PROBLEM
Extract every line of the material below and reproduce it faithfully.

STORED DATA
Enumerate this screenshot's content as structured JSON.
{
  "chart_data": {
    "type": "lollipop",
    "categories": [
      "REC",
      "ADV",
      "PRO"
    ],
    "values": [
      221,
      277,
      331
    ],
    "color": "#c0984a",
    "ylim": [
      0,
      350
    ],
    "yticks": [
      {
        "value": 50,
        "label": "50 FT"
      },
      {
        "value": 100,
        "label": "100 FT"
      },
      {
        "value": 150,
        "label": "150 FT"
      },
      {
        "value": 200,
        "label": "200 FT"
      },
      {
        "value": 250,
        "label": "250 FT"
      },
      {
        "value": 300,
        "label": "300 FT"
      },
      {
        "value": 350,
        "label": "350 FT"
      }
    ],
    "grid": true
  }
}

SOLUTION TO THIS EXERCISE
Enumerate this screenshot's content as structured JSON.
{
  "chart_data": {
    "type": "lollipop",
    "categories": [
      "REC",
      "ADV",
      "PRO"
    ],
    "values": [
      221,
      277,
      331
    ],
    "color": "#c0984a",
    "ylim": [
      0,
      350
    ],
    "yticks": [
      {
        "value": 50,
        "label": "50 FT"
      },
      {
        "value": 100,
        "label": "100 FT"
      },
      {
        "value": 150,
        "label": "150 FT"
      },
      {
        "value": 200,
        "label": "200 FT"
      },
      {
        "value": 250,
        "label": "250 FT"
      },
      {
        "value": 300,
        "label": "300 FT"
      },
      {
        "value": 350,
        "label": "350 FT"
      }
    ],
    "grid": true
  }
}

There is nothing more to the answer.